- Exercise description
Every line below that mentions the word "screenshot" should be copied out.

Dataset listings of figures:
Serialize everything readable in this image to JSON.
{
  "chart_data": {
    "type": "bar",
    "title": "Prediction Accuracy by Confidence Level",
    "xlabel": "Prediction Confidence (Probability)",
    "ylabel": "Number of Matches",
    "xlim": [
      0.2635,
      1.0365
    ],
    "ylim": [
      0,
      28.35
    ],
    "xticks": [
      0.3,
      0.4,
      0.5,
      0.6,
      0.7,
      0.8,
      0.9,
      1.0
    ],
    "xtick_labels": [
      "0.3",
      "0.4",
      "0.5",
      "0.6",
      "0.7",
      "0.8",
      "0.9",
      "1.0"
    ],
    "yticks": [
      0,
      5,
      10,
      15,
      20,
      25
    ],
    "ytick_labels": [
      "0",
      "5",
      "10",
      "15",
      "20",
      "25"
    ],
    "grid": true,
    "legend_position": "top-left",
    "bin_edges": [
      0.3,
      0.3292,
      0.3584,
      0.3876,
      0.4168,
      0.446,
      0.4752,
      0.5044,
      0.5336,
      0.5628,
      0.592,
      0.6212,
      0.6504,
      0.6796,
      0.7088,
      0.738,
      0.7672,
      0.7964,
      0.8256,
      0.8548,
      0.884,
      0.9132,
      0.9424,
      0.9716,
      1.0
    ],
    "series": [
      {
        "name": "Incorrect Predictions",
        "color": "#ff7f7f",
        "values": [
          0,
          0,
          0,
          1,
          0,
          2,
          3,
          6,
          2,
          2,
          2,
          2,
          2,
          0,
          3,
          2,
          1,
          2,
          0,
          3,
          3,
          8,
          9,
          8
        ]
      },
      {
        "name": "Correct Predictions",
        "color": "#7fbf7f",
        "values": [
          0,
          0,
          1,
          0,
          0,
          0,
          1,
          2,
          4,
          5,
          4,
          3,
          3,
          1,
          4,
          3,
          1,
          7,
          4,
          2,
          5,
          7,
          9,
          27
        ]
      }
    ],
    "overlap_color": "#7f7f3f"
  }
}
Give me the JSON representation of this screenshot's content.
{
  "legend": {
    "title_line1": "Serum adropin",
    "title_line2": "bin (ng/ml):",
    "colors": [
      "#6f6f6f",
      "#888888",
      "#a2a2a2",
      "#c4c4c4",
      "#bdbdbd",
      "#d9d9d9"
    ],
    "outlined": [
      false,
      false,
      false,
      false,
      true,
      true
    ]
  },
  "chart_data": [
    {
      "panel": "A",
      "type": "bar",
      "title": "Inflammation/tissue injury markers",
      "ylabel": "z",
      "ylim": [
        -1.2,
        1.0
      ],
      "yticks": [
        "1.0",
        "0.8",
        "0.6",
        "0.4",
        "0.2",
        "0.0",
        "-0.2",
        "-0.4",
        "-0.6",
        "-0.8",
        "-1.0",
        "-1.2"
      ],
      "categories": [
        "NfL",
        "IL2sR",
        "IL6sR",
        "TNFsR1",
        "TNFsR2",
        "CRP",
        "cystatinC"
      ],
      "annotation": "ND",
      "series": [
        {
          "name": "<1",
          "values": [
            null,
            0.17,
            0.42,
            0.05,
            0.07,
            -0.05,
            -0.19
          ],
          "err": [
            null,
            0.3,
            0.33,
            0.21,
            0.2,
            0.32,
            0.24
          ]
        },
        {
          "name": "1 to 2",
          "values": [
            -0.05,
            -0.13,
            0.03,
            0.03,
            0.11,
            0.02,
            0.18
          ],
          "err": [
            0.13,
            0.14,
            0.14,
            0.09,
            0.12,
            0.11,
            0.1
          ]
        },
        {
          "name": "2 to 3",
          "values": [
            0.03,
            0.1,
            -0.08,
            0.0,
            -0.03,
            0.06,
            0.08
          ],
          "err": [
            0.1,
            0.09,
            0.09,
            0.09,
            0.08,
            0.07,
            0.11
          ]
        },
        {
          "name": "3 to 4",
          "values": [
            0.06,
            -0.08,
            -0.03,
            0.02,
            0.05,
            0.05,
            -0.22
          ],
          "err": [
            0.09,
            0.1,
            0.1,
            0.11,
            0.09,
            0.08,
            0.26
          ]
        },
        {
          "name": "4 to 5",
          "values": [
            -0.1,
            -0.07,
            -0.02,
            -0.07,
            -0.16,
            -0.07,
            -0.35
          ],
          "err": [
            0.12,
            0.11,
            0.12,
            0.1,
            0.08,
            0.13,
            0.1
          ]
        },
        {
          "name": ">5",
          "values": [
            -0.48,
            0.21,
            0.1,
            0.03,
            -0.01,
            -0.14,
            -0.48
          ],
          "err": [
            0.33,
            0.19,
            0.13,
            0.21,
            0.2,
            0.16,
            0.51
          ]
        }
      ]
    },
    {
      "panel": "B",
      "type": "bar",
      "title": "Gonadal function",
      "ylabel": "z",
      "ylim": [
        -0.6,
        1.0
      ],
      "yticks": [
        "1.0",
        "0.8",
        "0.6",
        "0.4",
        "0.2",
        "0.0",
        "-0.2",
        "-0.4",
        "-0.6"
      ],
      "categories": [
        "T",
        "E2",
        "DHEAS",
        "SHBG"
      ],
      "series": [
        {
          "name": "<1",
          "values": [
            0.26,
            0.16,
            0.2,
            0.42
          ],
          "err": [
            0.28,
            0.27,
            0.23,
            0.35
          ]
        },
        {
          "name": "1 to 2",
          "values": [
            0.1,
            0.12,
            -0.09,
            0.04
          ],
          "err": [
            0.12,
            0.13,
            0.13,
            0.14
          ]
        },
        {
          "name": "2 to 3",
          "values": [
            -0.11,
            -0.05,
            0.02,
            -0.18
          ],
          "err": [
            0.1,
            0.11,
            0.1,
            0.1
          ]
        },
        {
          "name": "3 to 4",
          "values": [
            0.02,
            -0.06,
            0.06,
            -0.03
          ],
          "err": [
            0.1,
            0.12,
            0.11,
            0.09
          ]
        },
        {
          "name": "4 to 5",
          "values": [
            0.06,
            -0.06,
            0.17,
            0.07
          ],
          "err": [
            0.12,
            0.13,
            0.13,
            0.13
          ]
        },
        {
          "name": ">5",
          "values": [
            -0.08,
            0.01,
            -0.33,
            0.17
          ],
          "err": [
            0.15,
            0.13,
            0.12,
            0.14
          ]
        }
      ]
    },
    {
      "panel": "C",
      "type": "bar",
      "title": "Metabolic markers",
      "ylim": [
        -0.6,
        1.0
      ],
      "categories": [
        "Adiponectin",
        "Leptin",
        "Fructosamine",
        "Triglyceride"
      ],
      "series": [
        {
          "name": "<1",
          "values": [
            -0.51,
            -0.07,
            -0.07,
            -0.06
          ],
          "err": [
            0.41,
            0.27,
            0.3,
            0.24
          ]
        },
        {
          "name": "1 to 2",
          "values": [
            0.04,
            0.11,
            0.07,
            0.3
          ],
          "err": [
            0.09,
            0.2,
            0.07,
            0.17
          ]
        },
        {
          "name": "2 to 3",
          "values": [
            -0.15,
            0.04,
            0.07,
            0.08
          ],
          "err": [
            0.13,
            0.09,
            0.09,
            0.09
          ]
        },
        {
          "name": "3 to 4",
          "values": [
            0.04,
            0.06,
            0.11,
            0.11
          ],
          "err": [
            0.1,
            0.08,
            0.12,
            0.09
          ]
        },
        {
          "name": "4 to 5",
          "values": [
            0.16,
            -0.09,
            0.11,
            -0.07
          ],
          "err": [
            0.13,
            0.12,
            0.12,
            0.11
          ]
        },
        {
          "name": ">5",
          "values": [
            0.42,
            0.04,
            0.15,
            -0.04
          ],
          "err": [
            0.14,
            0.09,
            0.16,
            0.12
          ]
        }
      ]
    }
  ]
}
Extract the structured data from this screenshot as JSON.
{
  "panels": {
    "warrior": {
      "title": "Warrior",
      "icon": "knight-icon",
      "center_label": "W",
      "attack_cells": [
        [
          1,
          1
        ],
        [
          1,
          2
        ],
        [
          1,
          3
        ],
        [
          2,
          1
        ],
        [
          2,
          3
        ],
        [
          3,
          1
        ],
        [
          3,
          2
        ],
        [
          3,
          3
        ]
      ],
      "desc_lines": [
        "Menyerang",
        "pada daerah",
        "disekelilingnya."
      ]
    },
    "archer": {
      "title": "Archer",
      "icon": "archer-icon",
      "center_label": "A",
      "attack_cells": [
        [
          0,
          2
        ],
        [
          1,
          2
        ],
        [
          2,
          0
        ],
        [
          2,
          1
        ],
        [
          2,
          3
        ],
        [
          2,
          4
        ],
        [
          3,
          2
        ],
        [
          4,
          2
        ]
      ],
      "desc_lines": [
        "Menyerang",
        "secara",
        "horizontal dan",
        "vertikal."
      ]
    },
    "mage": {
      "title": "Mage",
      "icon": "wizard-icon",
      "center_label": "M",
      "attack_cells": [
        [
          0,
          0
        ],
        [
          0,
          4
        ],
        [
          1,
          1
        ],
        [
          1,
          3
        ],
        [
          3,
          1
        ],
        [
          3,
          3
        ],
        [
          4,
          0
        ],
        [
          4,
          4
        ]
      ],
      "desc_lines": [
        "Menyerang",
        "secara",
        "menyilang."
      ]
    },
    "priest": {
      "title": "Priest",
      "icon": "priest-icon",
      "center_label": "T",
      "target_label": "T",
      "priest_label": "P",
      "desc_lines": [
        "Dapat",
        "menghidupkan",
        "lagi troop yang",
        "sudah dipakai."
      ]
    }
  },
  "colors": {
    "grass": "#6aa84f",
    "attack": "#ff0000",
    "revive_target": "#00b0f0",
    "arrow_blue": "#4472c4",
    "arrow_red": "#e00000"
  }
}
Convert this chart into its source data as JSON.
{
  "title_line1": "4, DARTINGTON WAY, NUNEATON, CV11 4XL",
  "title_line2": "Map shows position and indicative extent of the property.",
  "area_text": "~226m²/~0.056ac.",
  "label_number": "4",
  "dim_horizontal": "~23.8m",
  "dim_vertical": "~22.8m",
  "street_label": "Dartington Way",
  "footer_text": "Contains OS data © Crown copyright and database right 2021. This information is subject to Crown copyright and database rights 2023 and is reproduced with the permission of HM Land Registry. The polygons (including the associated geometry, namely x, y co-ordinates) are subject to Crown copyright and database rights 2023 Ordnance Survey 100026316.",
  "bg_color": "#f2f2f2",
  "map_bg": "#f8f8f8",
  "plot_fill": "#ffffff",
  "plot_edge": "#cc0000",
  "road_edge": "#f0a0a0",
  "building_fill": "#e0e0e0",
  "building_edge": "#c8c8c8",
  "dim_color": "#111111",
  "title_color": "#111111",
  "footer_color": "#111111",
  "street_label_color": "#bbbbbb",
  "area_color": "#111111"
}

- Exercise result
Give me the JSON representation of this screenshot's content.
Extract the structured data from this screenshot as JSON.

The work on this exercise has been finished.